WRITTEN PROBLEM:
Count how many lines below include the string "JSON", and give that number without anything else.

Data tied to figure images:
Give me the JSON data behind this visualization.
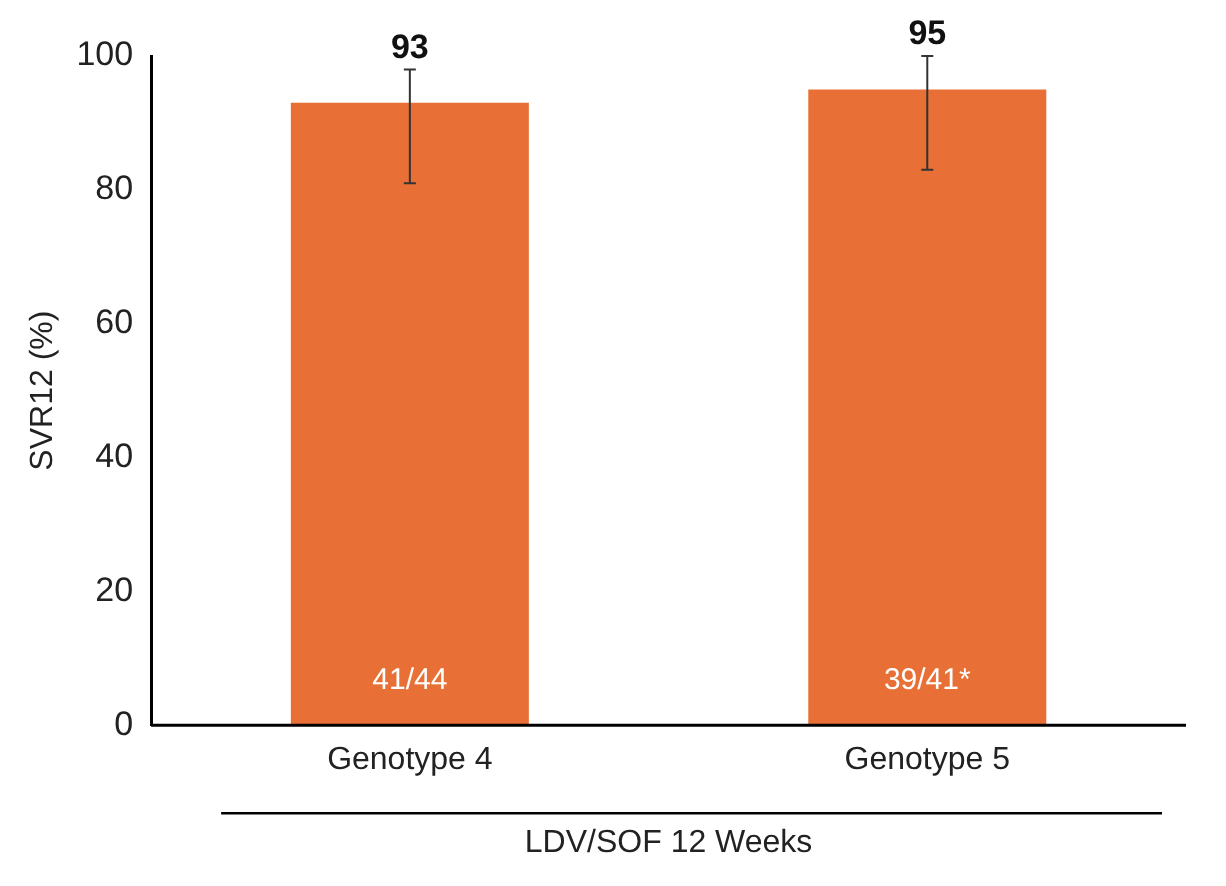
{
  "chart_data": {
    "type": "bar",
    "categories": [
      "Genotype 4",
      "Genotype 5"
    ],
    "values": [
      93,
      95
    ],
    "color": "#e87036",
    "errors": [
      [
        81,
        98
      ],
      [
        83,
        100
      ]
    ],
    "data_labels": true,
    "ylabel": "SVR12 (%)",
    "xlabel": "LDV/SOF 12 Weeks",
    "ylim": [
      0,
      100
    ],
    "yticks": [
      0,
      20,
      40,
      60,
      80,
      100
    ],
    "grid": false,
    "legend": false,
    "annotations": [
      "41/44",
      "39/41*"
    ]
  }
}
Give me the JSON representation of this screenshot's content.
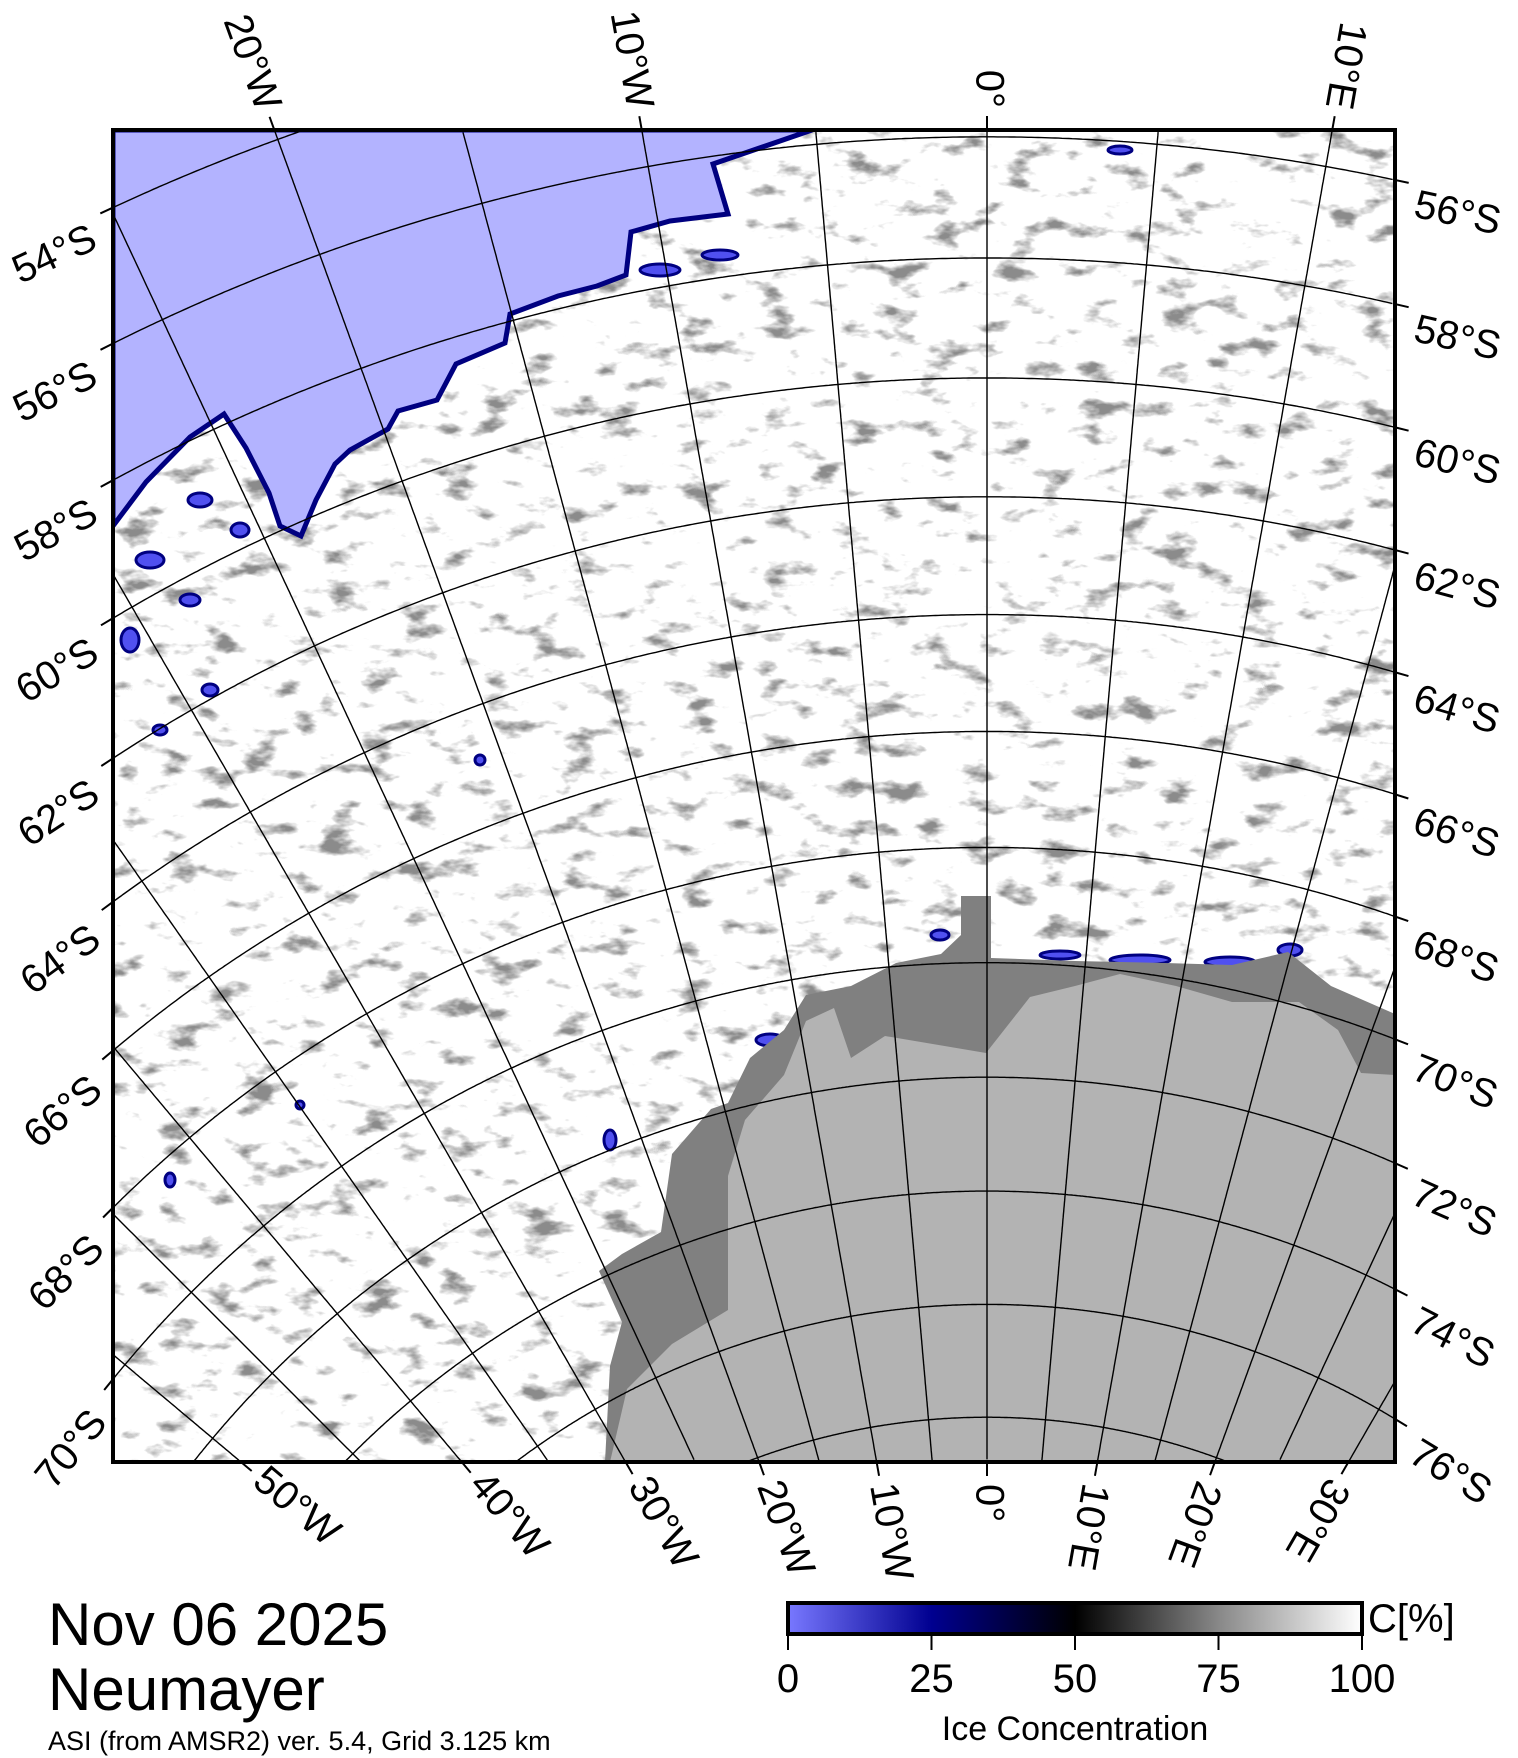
{
  "title": {
    "date": "Nov 06 2025",
    "station": "Neumayer",
    "caption": "ASI (from AMSR2) ver. 5.4,  Grid 3.125 km"
  },
  "map": {
    "colors": {
      "open_water": "#b3b3ff",
      "ice_shelf": "#808080",
      "land": "#b3b3b3",
      "ice_edge": "#000080",
      "sea_ice": "#ffffff"
    },
    "graticule": {
      "top_labels": [
        {
          "lon": -20,
          "text": "20°W"
        },
        {
          "lon": -10,
          "text": "10°W"
        },
        {
          "lon": 0,
          "text": "0°"
        },
        {
          "lon": 10,
          "text": "10°E"
        }
      ],
      "bottom_labels": [
        {
          "lon": -50,
          "text": "50°W"
        },
        {
          "lon": -40,
          "text": "40°W"
        },
        {
          "lon": -30,
          "text": "30°W"
        },
        {
          "lon": -20,
          "text": "20°W"
        },
        {
          "lon": -10,
          "text": "10°W"
        },
        {
          "lon": 0,
          "text": "0°"
        },
        {
          "lon": 10,
          "text": "10°E"
        },
        {
          "lon": 20,
          "text": "20°E"
        },
        {
          "lon": 30,
          "text": "30°E"
        }
      ],
      "left_labels": [
        {
          "lat": 54,
          "text": "54°S"
        },
        {
          "lat": 56,
          "text": "56°S"
        },
        {
          "lat": 58,
          "text": "58°S"
        },
        {
          "lat": 60,
          "text": "60°S"
        },
        {
          "lat": 62,
          "text": "62°S"
        },
        {
          "lat": 64,
          "text": "64°S"
        },
        {
          "lat": 66,
          "text": "66°S"
        },
        {
          "lat": 68,
          "text": "68°S"
        },
        {
          "lat": 70,
          "text": "70°S"
        }
      ],
      "right_labels": [
        {
          "lat": 56,
          "text": "56°S"
        },
        {
          "lat": 58,
          "text": "58°S"
        },
        {
          "lat": 60,
          "text": "60°S"
        },
        {
          "lat": 62,
          "text": "62°S"
        },
        {
          "lat": 64,
          "text": "64°S"
        },
        {
          "lat": 66,
          "text": "66°S"
        },
        {
          "lat": 68,
          "text": "68°S"
        },
        {
          "lat": 70,
          "text": "70°S"
        },
        {
          "lat": 72,
          "text": "72°S"
        },
        {
          "lat": 74,
          "text": "74°S"
        },
        {
          "lat": 76,
          "text": "76°S"
        }
      ]
    }
  },
  "colorbar": {
    "unit": "C[%]",
    "label": "Ice Concentration",
    "ticks": [
      "0",
      "25",
      "50",
      "75",
      "100"
    ],
    "stops": [
      {
        "value": 0,
        "color": "#7878ff"
      },
      {
        "value": 25,
        "color": "#000090"
      },
      {
        "value": 50,
        "color": "#000000"
      },
      {
        "value": 75,
        "color": "#888888"
      },
      {
        "value": 100,
        "color": "#ffffff"
      }
    ]
  }
}
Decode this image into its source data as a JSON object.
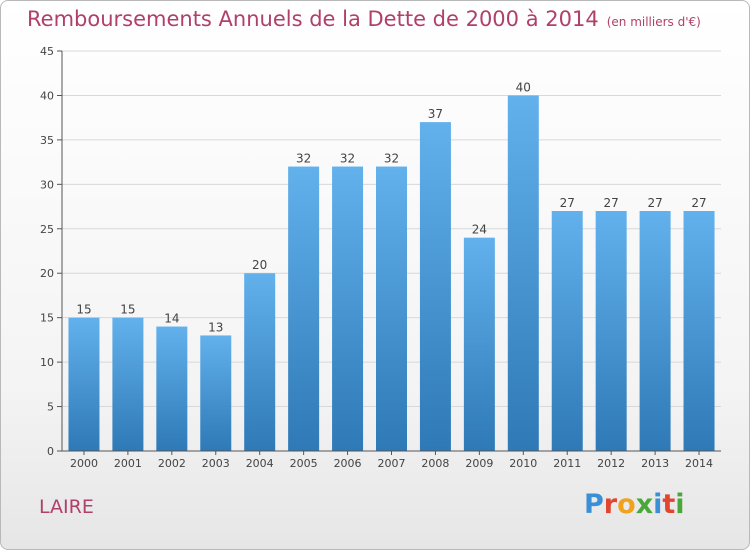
{
  "header": {
    "title": "Remboursements Annuels de la Dette de 2000 à 2014",
    "subtitle": "(en milliers d'€)"
  },
  "footer": {
    "place": "LAIRE",
    "logo": "Proxiti"
  },
  "colors": {
    "title": "#b0406a",
    "bar_top": "#62b1ec",
    "bar_bottom": "#2e79b6",
    "grid": "#d8d8d8"
  },
  "chart_data": {
    "type": "bar",
    "title": "Remboursements Annuels de la Dette de 2000 à 2014",
    "subtitle": "(en milliers d'€)",
    "xlabel": "",
    "ylabel": "",
    "categories": [
      "2000",
      "2001",
      "2002",
      "2003",
      "2004",
      "2005",
      "2006",
      "2007",
      "2008",
      "2009",
      "2010",
      "2011",
      "2012",
      "2013",
      "2014"
    ],
    "values": [
      15,
      15,
      14,
      13,
      20,
      32,
      32,
      32,
      37,
      24,
      40,
      27,
      27,
      27,
      27
    ],
    "ylim": [
      0,
      45
    ],
    "yticks": [
      0,
      5,
      10,
      15,
      20,
      25,
      30,
      35,
      40,
      45
    ],
    "grid": true,
    "data_labels": true
  }
}
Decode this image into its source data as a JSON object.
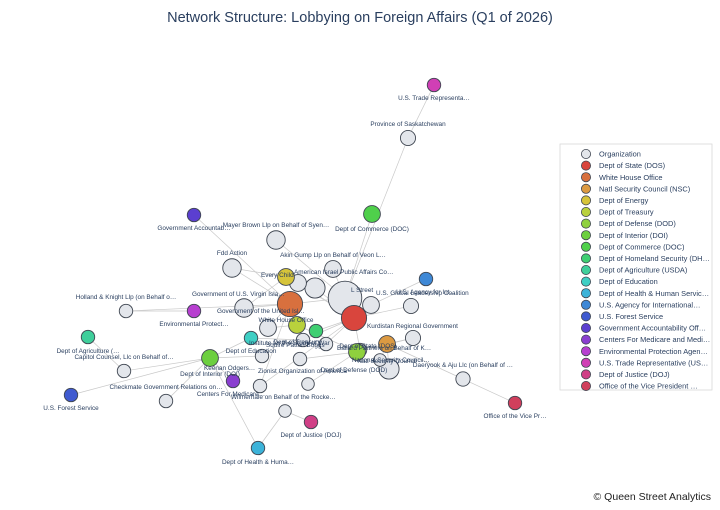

WRITTEN SOLUTION:
4